◆ Material to process

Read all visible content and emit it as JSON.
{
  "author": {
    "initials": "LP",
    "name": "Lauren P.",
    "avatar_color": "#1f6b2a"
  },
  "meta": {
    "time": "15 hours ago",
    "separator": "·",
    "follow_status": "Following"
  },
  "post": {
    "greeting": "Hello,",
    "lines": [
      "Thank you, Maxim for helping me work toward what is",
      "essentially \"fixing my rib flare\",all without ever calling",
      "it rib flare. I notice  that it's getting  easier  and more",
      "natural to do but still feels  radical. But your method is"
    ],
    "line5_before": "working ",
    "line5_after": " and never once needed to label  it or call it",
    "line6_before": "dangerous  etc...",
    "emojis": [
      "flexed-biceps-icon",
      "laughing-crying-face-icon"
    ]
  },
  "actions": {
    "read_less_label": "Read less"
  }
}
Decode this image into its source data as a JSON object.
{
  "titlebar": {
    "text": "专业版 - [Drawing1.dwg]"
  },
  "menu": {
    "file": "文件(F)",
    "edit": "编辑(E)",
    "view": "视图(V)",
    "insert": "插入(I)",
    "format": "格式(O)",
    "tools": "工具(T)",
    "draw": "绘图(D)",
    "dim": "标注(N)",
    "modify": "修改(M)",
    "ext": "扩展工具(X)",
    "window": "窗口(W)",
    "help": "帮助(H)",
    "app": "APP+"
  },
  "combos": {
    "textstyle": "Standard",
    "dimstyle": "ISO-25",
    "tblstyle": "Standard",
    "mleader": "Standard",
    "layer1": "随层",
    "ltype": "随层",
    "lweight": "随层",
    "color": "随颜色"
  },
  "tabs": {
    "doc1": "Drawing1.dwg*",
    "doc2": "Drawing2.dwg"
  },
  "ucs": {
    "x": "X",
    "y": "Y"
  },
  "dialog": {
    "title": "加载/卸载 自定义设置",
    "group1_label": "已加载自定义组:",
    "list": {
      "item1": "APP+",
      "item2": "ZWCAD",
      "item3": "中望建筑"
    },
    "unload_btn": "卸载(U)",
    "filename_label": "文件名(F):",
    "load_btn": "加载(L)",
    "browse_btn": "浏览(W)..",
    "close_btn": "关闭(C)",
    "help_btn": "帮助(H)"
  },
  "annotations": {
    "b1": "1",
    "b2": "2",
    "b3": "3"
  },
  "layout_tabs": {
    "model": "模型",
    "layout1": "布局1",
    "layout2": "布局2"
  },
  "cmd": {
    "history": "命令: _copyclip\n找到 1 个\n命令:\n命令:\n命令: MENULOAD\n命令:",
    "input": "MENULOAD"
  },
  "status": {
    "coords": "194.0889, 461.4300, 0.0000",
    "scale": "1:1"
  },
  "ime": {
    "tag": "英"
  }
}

◆ Set exercise
Exactly reproduce all of the entries.

◆ Reply
Read all visible content and emit it as JSON.
{
  "author": {
    "initials": "LP",
    "name": "Lauren P.",
    "avatar_color": "#1f6b2a"
  },
  "meta": {
    "time": "15 hours ago",
    "separator": "·",
    "follow_status": "Following"
  },
  "post": {
    "greeting": "Hello,",
    "lines": [
      "Thank you, Maxim for helping me work toward what is",
      "essentially \"fixing my rib flare\",all without ever calling",
      "it rib flare. I notice  that it's getting  easier  and more",
      "natural to do but still feels  radical. But your method is"
    ],
    "line5_before": "working ",
    "line5_after": " and never once needed to label  it or call it",
    "line6_before": "dangerous  etc...",
    "emojis": [
      "flexed-biceps-icon",
      "laughing-crying-face-icon"
    ]
  },
  "actions": {
    "read_less_label": "Read less"
  }
}
Decode this image into its source data as a JSON object.
{
  "titlebar": {
    "text": "专业版 - [Drawing1.dwg]"
  },
  "menu": {
    "file": "文件(F)",
    "edit": "编辑(E)",
    "view": "视图(V)",
    "insert": "插入(I)",
    "format": "格式(O)",
    "tools": "工具(T)",
    "draw": "绘图(D)",
    "dim": "标注(N)",
    "modify": "修改(M)",
    "ext": "扩展工具(X)",
    "window": "窗口(W)",
    "help": "帮助(H)",
    "app": "APP+"
  },
  "combos": {
    "textstyle": "Standard",
    "dimstyle": "ISO-25",
    "tblstyle": "Standard",
    "mleader": "Standard",
    "layer1": "随层",
    "ltype": "随层",
    "lweight": "随层",
    "color": "随颜色"
  },
  "tabs": {
    "doc1": "Drawing1.dwg*",
    "doc2": "Drawing2.dwg"
  },
  "ucs": {
    "x": "X",
    "y": "Y"
  },
  "dialog": {
    "title": "加载/卸载 自定义设置",
    "group1_label": "已加载自定义组:",
    "list": {
      "item1": "APP+",
      "item2": "ZWCAD",
      "item3": "中望建筑"
    },
    "unload_btn": "卸载(U)",
    "filename_label": "文件名(F):",
    "load_btn": "加载(L)",
    "browse_btn": "浏览(W)..",
    "close_btn": "关闭(C)",
    "help_btn": "帮助(H)"
  },
  "annotations": {
    "b1": "1",
    "b2": "2",
    "b3": "3"
  },
  "layout_tabs": {
    "model": "模型",
    "layout1": "布局1",
    "layout2": "布局2"
  },
  "cmd": {
    "history": "命令: _copyclip\n找到 1 个\n命令:\n命令:\n命令: MENULOAD\n命令:",
    "input": "MENULOAD"
  },
  "status": {
    "coords": "194.0889, 461.4300, 0.0000",
    "scale": "1:1"
  },
  "ime": {
    "tag": "英"
  }
}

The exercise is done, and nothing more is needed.